▸ **AIM**
Write out every line of the material below word for word, leaving nothing out and changing nothing.

─── THE RECORDS

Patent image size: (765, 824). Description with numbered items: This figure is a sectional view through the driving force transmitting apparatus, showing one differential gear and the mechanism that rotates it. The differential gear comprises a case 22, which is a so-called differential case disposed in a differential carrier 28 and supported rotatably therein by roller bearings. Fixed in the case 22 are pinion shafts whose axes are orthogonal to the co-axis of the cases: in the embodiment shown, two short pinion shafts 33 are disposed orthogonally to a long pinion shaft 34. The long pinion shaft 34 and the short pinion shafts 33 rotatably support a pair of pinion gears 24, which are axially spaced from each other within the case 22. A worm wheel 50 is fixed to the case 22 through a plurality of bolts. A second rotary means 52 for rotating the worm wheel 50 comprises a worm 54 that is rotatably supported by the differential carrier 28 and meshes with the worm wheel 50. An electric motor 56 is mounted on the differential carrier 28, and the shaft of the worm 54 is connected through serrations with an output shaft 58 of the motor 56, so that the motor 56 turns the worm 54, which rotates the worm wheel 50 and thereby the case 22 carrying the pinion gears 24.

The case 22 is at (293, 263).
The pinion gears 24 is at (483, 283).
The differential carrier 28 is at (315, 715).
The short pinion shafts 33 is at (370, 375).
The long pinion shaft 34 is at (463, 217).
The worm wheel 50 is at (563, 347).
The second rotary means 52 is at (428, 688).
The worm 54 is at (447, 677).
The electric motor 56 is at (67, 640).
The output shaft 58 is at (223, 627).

──────

▸ **WRITTEN SOLUTION**
Patent image size: (765, 824). Description with numbered items: This figure is a sectional view through the driving force transmitting apparatus, showing one differential gear and the mechanism that rotates it. The differential gear comprises a case 22, which is a so-called differential case disposed in a differential carrier 28 and supported rotatably therein by roller bearings. Fixed in the case 22 are pinion shafts whose axes are orthogonal to the co-axis of the cases: in the embodiment shown, two short pinion shafts 33 are disposed orthogonally to a long pinion shaft 34. The long pinion shaft 34 and the short pinion shafts 33 rotatably support a pair of pinion gears 24, which are axially spaced from each other within the case 22. A worm wheel 50 is fixed to the case 22 through a plurality of bolts. A second rotary means 52 for rotating the worm wheel 50 comprises a worm 54 that is rotatably supported by the differential carrier 28 and meshes with the worm wheel 50. An electric motor 56 is mounted on the differential carrier 28, and the shaft of the worm 54 is connected through serrations with an output shaft 58 of the motor 56, so that the motor 56 turns the worm 54, which rotates the worm wheel 50 and thereby the case 22 carrying the pinion gears 24.

The case 22 is at (293, 263).
The pinion gears 24 is at (483, 283).
The differential carrier 28 is at (315, 715).
The short pinion shafts 33 is at (370, 375).
The long pinion shaft 34 is at (463, 217).
The worm wheel 50 is at (563, 347).
The second rotary means 52 is at (428, 688).
The worm 54 is at (447, 677).
The electric motor 56 is at (67, 640).
The output shaft 58 is at (223, 627).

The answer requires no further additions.